_Written task:_ Using the records below, report how many lines hold "Гларисѣ", with no extra text.

Entries taken from a collection

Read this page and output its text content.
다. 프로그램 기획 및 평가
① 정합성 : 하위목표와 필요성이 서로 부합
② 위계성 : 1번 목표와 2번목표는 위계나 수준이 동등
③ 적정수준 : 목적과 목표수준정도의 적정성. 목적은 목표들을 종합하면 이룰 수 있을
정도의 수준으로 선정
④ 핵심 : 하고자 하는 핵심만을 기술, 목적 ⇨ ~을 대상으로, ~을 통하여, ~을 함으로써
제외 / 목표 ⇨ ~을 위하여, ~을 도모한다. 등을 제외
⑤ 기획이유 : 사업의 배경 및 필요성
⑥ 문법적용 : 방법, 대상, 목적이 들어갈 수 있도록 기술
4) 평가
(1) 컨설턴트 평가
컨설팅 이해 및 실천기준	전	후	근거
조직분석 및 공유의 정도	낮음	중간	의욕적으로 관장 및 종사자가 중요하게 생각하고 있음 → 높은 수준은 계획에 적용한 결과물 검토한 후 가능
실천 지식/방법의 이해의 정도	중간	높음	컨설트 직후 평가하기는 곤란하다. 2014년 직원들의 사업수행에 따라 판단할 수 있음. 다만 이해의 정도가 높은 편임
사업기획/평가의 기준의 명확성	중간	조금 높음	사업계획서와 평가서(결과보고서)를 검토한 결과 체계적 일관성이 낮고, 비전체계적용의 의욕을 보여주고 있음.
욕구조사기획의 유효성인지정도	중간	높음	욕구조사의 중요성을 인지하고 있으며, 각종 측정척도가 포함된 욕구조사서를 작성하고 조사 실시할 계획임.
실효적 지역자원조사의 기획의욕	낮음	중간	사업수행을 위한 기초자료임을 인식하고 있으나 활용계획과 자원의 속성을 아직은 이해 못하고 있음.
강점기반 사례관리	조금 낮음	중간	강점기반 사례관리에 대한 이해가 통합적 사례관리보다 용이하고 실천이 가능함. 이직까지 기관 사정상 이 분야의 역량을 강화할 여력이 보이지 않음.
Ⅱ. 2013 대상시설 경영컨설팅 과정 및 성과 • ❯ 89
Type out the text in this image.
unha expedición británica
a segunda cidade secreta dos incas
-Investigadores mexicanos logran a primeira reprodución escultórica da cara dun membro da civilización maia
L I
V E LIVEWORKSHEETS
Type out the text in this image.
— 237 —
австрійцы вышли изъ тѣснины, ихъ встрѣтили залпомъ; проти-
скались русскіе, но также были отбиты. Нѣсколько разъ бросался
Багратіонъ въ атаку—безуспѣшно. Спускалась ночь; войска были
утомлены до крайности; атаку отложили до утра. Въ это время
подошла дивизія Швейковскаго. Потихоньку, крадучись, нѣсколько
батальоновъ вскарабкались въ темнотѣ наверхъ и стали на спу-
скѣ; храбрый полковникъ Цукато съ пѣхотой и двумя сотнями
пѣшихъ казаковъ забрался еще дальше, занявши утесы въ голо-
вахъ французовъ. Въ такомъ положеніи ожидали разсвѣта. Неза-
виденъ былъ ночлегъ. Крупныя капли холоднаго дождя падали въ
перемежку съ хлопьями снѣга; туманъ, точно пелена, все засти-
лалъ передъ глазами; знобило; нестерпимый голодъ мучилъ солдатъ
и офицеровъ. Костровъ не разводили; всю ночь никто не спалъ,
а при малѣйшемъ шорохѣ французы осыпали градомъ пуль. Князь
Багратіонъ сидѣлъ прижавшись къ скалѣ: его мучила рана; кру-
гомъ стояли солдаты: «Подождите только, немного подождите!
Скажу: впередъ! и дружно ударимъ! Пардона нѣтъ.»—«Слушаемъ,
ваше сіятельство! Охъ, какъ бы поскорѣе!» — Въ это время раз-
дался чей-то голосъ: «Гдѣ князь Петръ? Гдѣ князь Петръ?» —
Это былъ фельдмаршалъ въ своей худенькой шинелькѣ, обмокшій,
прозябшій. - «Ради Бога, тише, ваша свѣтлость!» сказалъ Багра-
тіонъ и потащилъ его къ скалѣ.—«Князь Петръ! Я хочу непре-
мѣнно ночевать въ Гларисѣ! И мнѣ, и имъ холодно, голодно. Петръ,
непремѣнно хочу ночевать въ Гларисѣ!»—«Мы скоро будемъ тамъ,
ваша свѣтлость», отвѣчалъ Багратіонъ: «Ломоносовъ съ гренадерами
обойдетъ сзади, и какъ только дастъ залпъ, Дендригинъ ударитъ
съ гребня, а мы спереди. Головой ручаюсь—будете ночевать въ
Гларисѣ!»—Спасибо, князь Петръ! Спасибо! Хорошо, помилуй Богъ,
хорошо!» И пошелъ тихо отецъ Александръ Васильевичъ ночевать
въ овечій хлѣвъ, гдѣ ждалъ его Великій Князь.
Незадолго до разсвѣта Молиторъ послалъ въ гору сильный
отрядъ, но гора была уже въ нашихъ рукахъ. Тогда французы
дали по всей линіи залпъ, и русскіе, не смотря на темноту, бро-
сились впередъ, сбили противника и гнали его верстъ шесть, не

_Response to this task:_ 3